→ **Short task**
Output the lines of the material that begin at its first line and end at the line containing "data-label: 31.4% bbox=[480, 463, 512, 474]" as a numbered list, both ends included and blank lines omitted.

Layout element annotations
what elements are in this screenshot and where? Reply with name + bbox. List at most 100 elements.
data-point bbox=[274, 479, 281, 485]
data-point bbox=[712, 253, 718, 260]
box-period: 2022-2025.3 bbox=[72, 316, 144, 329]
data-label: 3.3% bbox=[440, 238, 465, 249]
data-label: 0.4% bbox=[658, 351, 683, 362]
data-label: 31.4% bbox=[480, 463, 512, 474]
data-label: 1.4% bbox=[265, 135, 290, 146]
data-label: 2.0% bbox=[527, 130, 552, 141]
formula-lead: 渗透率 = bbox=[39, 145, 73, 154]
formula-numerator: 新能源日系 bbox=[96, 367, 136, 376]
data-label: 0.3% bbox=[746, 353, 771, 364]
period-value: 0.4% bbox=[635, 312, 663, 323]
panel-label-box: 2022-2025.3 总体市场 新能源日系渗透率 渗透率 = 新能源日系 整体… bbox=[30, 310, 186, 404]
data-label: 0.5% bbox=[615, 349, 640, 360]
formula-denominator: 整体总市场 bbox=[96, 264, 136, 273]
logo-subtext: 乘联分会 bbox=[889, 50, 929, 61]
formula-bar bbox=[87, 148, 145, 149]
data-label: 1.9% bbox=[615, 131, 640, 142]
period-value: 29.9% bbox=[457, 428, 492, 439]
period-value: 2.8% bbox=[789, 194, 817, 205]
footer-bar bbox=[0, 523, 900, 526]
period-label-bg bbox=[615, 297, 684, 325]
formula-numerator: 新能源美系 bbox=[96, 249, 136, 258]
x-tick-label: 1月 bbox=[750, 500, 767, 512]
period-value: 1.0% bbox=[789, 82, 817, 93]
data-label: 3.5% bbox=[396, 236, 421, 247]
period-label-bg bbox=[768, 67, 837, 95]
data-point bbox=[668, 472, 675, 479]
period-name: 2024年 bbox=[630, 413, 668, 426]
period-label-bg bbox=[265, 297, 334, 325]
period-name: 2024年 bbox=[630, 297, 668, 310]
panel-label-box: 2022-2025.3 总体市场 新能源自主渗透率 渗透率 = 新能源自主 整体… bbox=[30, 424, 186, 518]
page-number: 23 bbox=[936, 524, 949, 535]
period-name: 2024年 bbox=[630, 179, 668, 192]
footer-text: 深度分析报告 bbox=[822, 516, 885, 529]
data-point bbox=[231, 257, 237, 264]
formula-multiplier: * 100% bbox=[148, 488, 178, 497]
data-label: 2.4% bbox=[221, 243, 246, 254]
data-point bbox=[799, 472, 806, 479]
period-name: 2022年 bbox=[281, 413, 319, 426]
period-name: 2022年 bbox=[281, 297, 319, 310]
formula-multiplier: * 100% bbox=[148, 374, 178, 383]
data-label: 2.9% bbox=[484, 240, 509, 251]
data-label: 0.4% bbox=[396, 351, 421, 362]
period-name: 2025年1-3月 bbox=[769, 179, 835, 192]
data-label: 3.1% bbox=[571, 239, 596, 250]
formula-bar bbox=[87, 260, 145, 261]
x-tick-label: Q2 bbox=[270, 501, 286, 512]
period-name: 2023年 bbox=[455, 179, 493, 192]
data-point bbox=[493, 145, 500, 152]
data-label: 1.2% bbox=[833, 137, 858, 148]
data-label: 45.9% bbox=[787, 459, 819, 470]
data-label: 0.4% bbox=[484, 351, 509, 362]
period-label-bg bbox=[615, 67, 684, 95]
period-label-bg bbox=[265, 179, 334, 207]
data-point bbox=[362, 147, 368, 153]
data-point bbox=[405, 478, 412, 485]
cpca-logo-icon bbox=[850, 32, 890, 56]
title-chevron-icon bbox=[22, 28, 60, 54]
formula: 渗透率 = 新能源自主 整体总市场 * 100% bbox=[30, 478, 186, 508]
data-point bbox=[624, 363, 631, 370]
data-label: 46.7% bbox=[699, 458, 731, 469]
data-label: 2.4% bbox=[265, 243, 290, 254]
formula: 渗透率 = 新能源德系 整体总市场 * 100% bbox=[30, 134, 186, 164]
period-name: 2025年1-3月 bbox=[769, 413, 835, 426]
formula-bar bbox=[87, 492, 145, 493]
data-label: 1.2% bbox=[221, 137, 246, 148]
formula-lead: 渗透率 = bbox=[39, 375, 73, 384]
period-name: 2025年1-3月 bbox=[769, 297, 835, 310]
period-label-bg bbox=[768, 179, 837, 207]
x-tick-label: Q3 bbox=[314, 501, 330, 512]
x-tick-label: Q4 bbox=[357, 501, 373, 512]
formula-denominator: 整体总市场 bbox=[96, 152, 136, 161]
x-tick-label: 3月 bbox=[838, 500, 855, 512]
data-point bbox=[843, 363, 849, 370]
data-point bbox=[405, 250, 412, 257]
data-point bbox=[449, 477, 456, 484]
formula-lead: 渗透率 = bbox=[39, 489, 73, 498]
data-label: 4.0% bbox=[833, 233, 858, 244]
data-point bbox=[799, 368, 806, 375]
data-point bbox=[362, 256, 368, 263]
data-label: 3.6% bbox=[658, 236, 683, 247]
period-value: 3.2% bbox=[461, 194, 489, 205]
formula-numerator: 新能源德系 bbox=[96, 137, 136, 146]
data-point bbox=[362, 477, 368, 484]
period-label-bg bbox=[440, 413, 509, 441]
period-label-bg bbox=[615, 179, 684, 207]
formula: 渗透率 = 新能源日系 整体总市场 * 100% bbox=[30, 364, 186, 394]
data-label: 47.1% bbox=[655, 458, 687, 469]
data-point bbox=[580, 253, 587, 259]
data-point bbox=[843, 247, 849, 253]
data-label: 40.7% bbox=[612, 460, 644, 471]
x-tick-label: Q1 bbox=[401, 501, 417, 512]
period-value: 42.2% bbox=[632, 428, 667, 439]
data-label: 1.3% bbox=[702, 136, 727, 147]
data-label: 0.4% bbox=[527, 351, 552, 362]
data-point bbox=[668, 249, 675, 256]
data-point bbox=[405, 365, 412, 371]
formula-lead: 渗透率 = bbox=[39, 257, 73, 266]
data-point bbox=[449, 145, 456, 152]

→ **Expected answer**
1. what elements are in this screenshot and where? Reply with name + bbox. List at most 100 elements.
2. data-point bbox=[274, 479, 281, 485]
3. data-point bbox=[712, 253, 718, 260]
4. box-period: 2022-2025.3 bbox=[72, 316, 144, 329]
5. data-label: 3.3% bbox=[440, 238, 465, 249]
6. data-label: 0.4% bbox=[658, 351, 683, 362]
7. data-label: 31.4% bbox=[480, 463, 512, 474]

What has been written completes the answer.